— begin —
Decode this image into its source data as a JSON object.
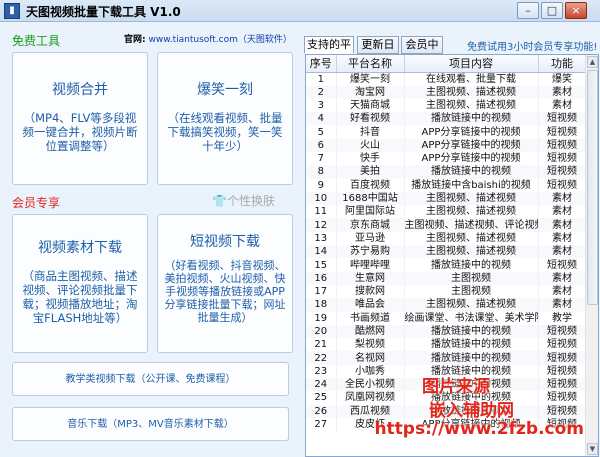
{
  "window": {
    "title": "天图视频批量下载工具 V1.0",
    "min": "–",
    "max": "□",
    "close": "×"
  },
  "left": {
    "free_title": "免费工具",
    "site_label": "官网:",
    "site_url": "www.tiantusoft.com（天图软件）",
    "member_title": "会员专享",
    "skin_label": "个性换肤",
    "buttons": {
      "merge": {
        "title": "视频合并",
        "desc": "（MP4、FLV等多段视频一键合并，视频片断位置调整等）"
      },
      "funny": {
        "title": "爆笑一刻",
        "desc": "（在线观看视频、批量下载搞笑视频，笑一笑十年少）"
      },
      "material": {
        "title": "视频素材下载",
        "desc": "（商品主图视频、描述视频、评论视频批量下载；视频播放地址；淘宝FLASH地址等）"
      },
      "short": {
        "title": "短视频下载",
        "desc": "（好看视频、抖音视频、美拍视频、火山视频、快手视频等播放链接或APP分享链接批量下载；网址批量生成）"
      },
      "teaching": "教学类视频下载（公开课、免费课程）",
      "music": "音乐下载（MP3、MV音乐素材下载）"
    }
  },
  "right": {
    "tabs": [
      "支持的平台",
      "更新日志",
      "会员中心"
    ],
    "promo": "免费试用3小时会员专享功能!",
    "columns": [
      "序号",
      "平台名称",
      "项目内容",
      "功能"
    ],
    "rows": [
      [
        "1",
        "爆笑一刻",
        "在线观看、批量下载",
        "爆笑"
      ],
      [
        "2",
        "淘宝网",
        "主图视频、描述视频",
        "素材"
      ],
      [
        "3",
        "天猫商城",
        "主图视频、描述视频",
        "素材"
      ],
      [
        "4",
        "好看视频",
        "播放链接中的视频",
        "短视频"
      ],
      [
        "5",
        "抖音",
        "APP分享链接中的视频",
        "短视频"
      ],
      [
        "6",
        "火山",
        "APP分享链接中的视频",
        "短视频"
      ],
      [
        "7",
        "快手",
        "APP分享链接中的视频",
        "短视频"
      ],
      [
        "8",
        "美拍",
        "播放链接中的视频",
        "短视频"
      ],
      [
        "9",
        "百度视频",
        "播放链接中含baishi的视频",
        "短视频"
      ],
      [
        "10",
        "1688中国站",
        "主图视频、描述视频",
        "素材"
      ],
      [
        "11",
        "阿里国际站",
        "主图视频、描述视频",
        "素材"
      ],
      [
        "12",
        "京东商城",
        "主图视频、描述视频、评论视频",
        "素材"
      ],
      [
        "13",
        "亚马逊",
        "主图视频、描述视频",
        "素材"
      ],
      [
        "14",
        "苏宁易购",
        "主图视频、描述视频",
        "素材"
      ],
      [
        "15",
        "哔哩哔哩",
        "播放链接中的视频",
        "短视频"
      ],
      [
        "16",
        "生意网",
        "主图视频",
        "素材"
      ],
      [
        "17",
        "搜款网",
        "主图视频",
        "素材"
      ],
      [
        "18",
        "唯品会",
        "主图视频、描述视频",
        "素材"
      ],
      [
        "19",
        "书画频道",
        "绘画课堂、书法课堂、美术学院",
        "教学"
      ],
      [
        "20",
        "酷燃网",
        "播放链接中的视频",
        "短视频"
      ],
      [
        "21",
        "梨视频",
        "播放链接中的视频",
        "短视频"
      ],
      [
        "22",
        "名视网",
        "播放链接中的视频",
        "短视频"
      ],
      [
        "23",
        "小咖秀",
        "播放链接中的视频",
        "短视频"
      ],
      [
        "24",
        "全民小视频",
        "播放链接中的视频",
        "短视频"
      ],
      [
        "25",
        "凤凰网视频",
        "播放链接中的视频",
        "短视频"
      ],
      [
        "26",
        "西瓜视频",
        "播放链接中的视频",
        "短视频"
      ],
      [
        "27",
        "皮皮虾",
        "APP分享链接中的视频",
        "短视频"
      ]
    ]
  },
  "watermark": {
    "line1": "图片来源",
    "line2": "嵌入辅助网",
    "line3": "https://www.2fzb.com"
  },
  "colors": {
    "green": "#1a9a1a",
    "red": "#e1261c",
    "blue": "#1f5fa8"
  }
}
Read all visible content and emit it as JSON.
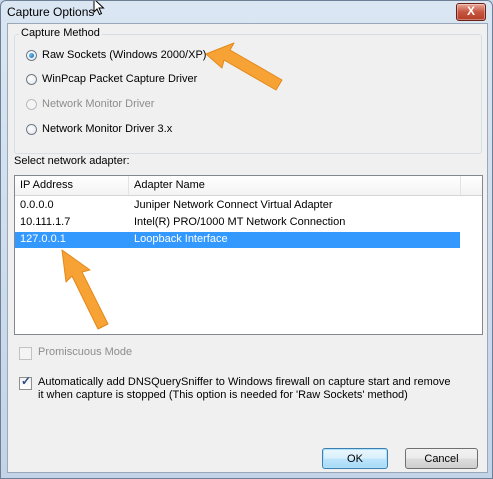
{
  "window": {
    "title": "Capture Options",
    "close_glyph": "X"
  },
  "capture_method": {
    "group_label": "Capture Method",
    "options": [
      {
        "label": "Raw Sockets (Windows 2000/XP)",
        "checked": true,
        "enabled": true
      },
      {
        "label": "WinPcap Packet Capture Driver",
        "checked": false,
        "enabled": true
      },
      {
        "label": "Network Monitor Driver",
        "checked": false,
        "enabled": false
      },
      {
        "label": "Network Monitor Driver 3.x",
        "checked": false,
        "enabled": true
      }
    ]
  },
  "adapter": {
    "label": "Select network adapter:",
    "columns": [
      "IP Address",
      "Adapter Name"
    ],
    "rows": [
      {
        "ip": "0.0.0.0",
        "name": "Juniper Network Connect Virtual Adapter",
        "selected": false
      },
      {
        "ip": "10.111.1.7",
        "name": "Intel(R) PRO/1000 MT Network Connection",
        "selected": false
      },
      {
        "ip": "127.0.0.1",
        "name": "Loopback Interface",
        "selected": true
      }
    ]
  },
  "promiscuous": {
    "label": "Promiscuous Mode",
    "checked": false,
    "enabled": false
  },
  "firewall": {
    "label": "Automatically add DNSQuerySniffer to Windows firewall on capture start and remove it when capture is stopped (This option is needed for 'Raw Sockets' method)",
    "checked": true
  },
  "buttons": {
    "ok": "OK",
    "cancel": "Cancel"
  },
  "colors": {
    "selection": "#3399ff",
    "arrow": "#f7a234"
  }
}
— end —
Reproduce each line exactly as it appears, omitting the pictures.

Decode this image into its source data as a JSON object.
{
  "window": {
    "title": "天图视频批量下载工具 V1.0",
    "min": "–",
    "max": "□",
    "close": "×"
  },
  "left": {
    "free_title": "免费工具",
    "site_label": "官网:",
    "site_url": "www.tiantusoft.com（天图软件）",
    "member_title": "会员专享",
    "skin_label": "个性换肤",
    "buttons": {
      "merge": {
        "title": "视频合并",
        "desc": "（MP4、FLV等多段视频一键合并，视频片断位置调整等）"
      },
      "funny": {
        "title": "爆笑一刻",
        "desc": "（在线观看视频、批量下载搞笑视频，笑一笑十年少）"
      },
      "material": {
        "title": "视频素材下载",
        "desc": "（商品主图视频、描述视频、评论视频批量下载；视频播放地址；淘宝FLASH地址等）"
      },
      "short": {
        "title": "短视频下载",
        "desc": "（好看视频、抖音视频、美拍视频、火山视频、快手视频等播放链接或APP分享链接批量下载；网址批量生成）"
      },
      "teaching": "教学类视频下载（公开课、免费课程）",
      "music": "音乐下载（MP3、MV音乐素材下载）"
    }
  },
  "right": {
    "tabs": [
      "支持的平台",
      "更新日志",
      "会员中心"
    ],
    "promo": "免费试用3小时会员专享功能!",
    "columns": [
      "序号",
      "平台名称",
      "项目内容",
      "功能"
    ],
    "rows": [
      [
        "1",
        "爆笑一刻",
        "在线观看、批量下载",
        "爆笑"
      ],
      [
        "2",
        "淘宝网",
        "主图视频、描述视频",
        "素材"
      ],
      [
        "3",
        "天猫商城",
        "主图视频、描述视频",
        "素材"
      ],
      [
        "4",
        "好看视频",
        "播放链接中的视频",
        "短视频"
      ],
      [
        "5",
        "抖音",
        "APP分享链接中的视频",
        "短视频"
      ],
      [
        "6",
        "火山",
        "APP分享链接中的视频",
        "短视频"
      ],
      [
        "7",
        "快手",
        "APP分享链接中的视频",
        "短视频"
      ],
      [
        "8",
        "美拍",
        "播放链接中的视频",
        "短视频"
      ],
      [
        "9",
        "百度视频",
        "播放链接中含baishi的视频",
        "短视频"
      ],
      [
        "10",
        "1688中国站",
        "主图视频、描述视频",
        "素材"
      ],
      [
        "11",
        "阿里国际站",
        "主图视频、描述视频",
        "素材"
      ],
      [
        "12",
        "京东商城",
        "主图视频、描述视频、评论视频",
        "素材"
      ],
      [
        "13",
        "亚马逊",
        "主图视频、描述视频",
        "素材"
      ],
      [
        "14",
        "苏宁易购",
        "主图视频、描述视频",
        "素材"
      ],
      [
        "15",
        "哔哩哔哩",
        "播放链接中的视频",
        "短视频"
      ],
      [
        "16",
        "生意网",
        "主图视频",
        "素材"
      ],
      [
        "17",
        "搜款网",
        "主图视频",
        "素材"
      ],
      [
        "18",
        "唯品会",
        "主图视频、描述视频",
        "素材"
      ],
      [
        "19",
        "书画频道",
        "绘画课堂、书法课堂、美术学院",
        "教学"
      ],
      [
        "20",
        "酷燃网",
        "播放链接中的视频",
        "短视频"
      ],
      [
        "21",
        "梨视频",
        "播放链接中的视频",
        "短视频"
      ],
      [
        "22",
        "名视网",
        "播放链接中的视频",
        "短视频"
      ],
      [
        "23",
        "小咖秀",
        "播放链接中的视频",
        "短视频"
      ],
      [
        "24",
        "全民小视频",
        "播放链接中的视频",
        "短视频"
      ],
      [
        "25",
        "凤凰网视频",
        "播放链接中的视频",
        "短视频"
      ],
      [
        "26",
        "西瓜视频",
        "播放链接中的视频",
        "短视频"
      ],
      [
        "27",
        "皮皮虾",
        "APP分享链接中的视频",
        "短视频"
      ]
    ]
  },
  "watermark": {
    "line1": "图片来源",
    "line2": "嵌入辅助网",
    "line3": "https://www.2fzb.com"
  },
  "colors": {
    "green": "#1a9a1a",
    "red": "#e1261c",
    "blue": "#1f5fa8"
  }
}
Read all visible content and emit it as JSON.
{
  "window": {
    "title": "Capture Options",
    "close_glyph": "X"
  },
  "capture_method": {
    "group_label": "Capture Method",
    "options": [
      {
        "label": "Raw Sockets (Windows 2000/XP)",
        "checked": true,
        "enabled": true
      },
      {
        "label": "WinPcap Packet Capture Driver",
        "checked": false,
        "enabled": true
      },
      {
        "label": "Network Monitor Driver",
        "checked": false,
        "enabled": false
      },
      {
        "label": "Network Monitor Driver 3.x",
        "checked": false,
        "enabled": true
      }
    ]
  },
  "adapter": {
    "label": "Select network adapter:",
    "columns": [
      "IP Address",
      "Adapter Name"
    ],
    "rows": [
      {
        "ip": "0.0.0.0",
        "name": "Juniper Network Connect Virtual Adapter",
        "selected": false
      },
      {
        "ip": "10.111.1.7",
        "name": "Intel(R) PRO/1000 MT Network Connection",
        "selected": false
      },
      {
        "ip": "127.0.0.1",
        "name": "Loopback Interface",
        "selected": true
      }
    ]
  },
  "promiscuous": {
    "label": "Promiscuous Mode",
    "checked": false,
    "enabled": false
  },
  "firewall": {
    "label": "Automatically add DNSQuerySniffer to Windows firewall on capture start and remove it when capture is stopped (This option is needed for 'Raw Sockets' method)",
    "checked": true
  },
  "buttons": {
    "ok": "OK",
    "cancel": "Cancel"
  },
  "colors": {
    "selection": "#3399ff",
    "arrow": "#f7a234"
  }
}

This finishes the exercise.